Which lines below hold the word "this"? Copy all of them.
--
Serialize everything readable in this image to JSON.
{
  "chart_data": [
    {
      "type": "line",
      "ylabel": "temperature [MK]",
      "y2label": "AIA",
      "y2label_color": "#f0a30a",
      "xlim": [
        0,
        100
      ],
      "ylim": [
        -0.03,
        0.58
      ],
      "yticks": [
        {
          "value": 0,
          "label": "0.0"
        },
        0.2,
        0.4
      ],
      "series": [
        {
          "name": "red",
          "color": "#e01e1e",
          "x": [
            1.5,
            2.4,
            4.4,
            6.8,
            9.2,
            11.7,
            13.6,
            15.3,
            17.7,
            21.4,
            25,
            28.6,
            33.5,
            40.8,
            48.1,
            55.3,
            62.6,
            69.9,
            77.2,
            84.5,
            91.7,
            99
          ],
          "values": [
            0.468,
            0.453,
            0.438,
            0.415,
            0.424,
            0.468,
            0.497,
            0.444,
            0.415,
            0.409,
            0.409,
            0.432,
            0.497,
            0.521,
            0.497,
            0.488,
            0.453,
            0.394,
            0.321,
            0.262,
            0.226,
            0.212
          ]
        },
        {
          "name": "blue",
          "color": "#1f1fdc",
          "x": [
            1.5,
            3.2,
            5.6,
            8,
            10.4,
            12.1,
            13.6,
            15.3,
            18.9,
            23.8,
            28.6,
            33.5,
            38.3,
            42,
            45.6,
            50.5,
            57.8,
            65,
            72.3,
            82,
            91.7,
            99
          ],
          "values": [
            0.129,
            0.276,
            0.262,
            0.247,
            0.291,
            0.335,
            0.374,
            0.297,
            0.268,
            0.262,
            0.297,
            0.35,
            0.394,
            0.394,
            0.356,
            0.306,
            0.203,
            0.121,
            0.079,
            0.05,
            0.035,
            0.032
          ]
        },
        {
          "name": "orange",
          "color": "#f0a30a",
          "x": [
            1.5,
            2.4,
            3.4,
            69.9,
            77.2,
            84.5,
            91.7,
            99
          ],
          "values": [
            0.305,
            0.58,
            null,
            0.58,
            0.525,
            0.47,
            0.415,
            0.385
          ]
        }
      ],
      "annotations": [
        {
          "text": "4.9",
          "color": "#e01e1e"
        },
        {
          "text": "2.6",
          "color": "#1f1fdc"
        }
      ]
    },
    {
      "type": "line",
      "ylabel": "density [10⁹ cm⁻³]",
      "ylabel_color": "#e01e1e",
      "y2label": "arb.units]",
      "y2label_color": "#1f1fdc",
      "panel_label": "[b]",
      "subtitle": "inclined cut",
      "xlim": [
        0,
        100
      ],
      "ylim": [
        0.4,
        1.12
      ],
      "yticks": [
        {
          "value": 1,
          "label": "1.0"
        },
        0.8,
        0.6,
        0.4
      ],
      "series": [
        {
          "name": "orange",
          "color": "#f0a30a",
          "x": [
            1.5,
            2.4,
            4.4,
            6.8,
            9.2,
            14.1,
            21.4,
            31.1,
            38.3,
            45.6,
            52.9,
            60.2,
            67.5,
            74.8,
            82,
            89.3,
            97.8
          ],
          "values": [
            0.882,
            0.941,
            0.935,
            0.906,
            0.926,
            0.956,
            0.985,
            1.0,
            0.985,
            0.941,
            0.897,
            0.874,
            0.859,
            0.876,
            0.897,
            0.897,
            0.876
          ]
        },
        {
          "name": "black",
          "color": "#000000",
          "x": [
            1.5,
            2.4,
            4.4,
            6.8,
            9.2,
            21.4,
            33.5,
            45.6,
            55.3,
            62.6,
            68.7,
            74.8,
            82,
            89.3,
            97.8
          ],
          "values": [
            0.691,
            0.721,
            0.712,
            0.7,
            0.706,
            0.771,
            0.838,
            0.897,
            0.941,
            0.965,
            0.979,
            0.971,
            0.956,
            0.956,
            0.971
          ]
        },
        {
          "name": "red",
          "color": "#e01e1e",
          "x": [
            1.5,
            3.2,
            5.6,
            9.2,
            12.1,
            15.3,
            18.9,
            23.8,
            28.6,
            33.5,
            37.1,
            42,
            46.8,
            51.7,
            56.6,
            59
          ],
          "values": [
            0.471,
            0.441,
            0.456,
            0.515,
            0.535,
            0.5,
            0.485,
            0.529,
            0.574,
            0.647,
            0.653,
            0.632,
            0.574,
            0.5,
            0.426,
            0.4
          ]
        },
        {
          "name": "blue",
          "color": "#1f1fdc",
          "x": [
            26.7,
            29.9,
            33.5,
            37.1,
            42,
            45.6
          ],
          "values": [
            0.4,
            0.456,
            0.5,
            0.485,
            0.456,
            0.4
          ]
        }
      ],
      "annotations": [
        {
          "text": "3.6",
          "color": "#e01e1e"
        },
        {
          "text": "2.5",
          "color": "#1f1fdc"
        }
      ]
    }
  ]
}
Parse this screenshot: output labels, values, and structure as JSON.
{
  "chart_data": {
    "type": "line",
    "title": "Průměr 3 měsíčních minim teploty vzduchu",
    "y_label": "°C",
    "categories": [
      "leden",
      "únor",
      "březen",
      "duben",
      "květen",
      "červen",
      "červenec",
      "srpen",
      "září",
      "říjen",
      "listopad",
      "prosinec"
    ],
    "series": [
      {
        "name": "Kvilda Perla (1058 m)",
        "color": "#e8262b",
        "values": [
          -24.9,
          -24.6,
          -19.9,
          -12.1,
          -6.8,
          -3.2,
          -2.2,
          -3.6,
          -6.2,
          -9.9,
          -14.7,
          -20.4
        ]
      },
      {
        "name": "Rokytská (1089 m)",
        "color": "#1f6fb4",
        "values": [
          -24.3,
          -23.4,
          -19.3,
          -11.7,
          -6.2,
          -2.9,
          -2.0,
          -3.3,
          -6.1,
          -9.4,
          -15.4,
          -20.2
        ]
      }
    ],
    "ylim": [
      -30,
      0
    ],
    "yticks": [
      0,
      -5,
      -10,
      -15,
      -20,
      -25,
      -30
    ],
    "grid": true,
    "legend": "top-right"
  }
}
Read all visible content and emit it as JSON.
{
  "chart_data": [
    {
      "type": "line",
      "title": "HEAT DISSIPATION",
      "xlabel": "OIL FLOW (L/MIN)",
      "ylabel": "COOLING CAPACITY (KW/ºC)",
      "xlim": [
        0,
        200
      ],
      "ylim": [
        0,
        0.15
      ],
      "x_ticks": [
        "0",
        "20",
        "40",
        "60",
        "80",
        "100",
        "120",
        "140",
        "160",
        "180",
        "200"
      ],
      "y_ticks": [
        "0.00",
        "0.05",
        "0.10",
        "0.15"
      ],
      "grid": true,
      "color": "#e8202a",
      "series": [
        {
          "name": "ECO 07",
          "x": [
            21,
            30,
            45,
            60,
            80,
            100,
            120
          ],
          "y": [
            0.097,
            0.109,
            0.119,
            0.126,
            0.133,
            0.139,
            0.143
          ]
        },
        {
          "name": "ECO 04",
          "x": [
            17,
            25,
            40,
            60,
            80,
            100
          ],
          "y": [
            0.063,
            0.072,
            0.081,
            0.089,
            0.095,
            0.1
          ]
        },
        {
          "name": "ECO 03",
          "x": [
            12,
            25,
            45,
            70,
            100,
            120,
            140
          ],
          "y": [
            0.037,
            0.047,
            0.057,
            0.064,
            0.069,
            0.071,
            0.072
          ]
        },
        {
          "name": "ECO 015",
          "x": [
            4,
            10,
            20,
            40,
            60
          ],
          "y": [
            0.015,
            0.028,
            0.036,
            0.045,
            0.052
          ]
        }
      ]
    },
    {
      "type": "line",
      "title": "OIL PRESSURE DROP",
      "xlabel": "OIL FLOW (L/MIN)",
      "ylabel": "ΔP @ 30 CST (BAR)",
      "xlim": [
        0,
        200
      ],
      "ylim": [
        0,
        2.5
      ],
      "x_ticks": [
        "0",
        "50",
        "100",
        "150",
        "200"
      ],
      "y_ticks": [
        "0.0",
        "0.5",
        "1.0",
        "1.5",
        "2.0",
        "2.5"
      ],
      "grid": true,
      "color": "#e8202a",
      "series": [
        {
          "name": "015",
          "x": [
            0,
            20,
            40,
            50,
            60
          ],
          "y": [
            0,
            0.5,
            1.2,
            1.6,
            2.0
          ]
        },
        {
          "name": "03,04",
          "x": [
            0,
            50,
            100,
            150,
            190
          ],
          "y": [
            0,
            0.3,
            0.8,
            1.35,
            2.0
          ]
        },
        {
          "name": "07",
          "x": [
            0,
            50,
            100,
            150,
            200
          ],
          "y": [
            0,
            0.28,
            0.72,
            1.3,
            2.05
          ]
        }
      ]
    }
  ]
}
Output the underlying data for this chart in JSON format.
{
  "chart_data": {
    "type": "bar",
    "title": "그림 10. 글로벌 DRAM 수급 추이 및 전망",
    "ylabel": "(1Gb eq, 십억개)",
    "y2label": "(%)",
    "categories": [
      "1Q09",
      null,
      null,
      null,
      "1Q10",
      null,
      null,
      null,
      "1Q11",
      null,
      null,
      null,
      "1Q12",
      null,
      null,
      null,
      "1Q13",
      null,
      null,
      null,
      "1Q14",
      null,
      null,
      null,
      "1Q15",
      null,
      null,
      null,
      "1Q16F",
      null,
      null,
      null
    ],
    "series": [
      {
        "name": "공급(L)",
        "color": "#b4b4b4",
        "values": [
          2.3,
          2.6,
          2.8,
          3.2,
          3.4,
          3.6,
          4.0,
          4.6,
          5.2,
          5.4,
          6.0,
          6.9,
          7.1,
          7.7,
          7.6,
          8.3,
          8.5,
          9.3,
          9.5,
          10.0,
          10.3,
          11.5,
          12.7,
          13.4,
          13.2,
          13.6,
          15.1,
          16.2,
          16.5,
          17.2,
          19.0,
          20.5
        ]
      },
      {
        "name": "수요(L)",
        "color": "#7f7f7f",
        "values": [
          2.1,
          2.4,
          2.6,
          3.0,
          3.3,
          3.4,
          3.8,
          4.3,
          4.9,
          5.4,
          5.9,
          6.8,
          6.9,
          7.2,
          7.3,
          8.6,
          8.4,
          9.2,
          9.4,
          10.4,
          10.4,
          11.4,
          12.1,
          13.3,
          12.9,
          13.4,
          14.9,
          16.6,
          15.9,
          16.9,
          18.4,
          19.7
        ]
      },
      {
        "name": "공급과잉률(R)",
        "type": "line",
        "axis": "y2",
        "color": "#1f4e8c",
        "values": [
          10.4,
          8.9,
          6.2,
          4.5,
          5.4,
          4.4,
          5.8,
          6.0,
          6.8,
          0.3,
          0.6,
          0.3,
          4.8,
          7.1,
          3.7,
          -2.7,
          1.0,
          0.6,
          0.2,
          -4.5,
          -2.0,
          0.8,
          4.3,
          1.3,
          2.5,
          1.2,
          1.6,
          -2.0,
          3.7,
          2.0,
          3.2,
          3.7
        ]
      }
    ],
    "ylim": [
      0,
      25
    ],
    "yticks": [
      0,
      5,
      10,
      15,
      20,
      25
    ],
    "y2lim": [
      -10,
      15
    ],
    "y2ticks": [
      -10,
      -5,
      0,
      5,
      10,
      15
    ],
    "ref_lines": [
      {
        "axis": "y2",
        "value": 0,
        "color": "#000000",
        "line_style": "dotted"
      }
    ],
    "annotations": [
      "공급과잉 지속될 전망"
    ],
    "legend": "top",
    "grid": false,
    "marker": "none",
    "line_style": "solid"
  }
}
--
Response to the exercise »
Serialize everything readable in this image to JSON.
Parse this screenshot: output labels, values, and structure as JSON.
Output the underlying data for this chart in JSON format.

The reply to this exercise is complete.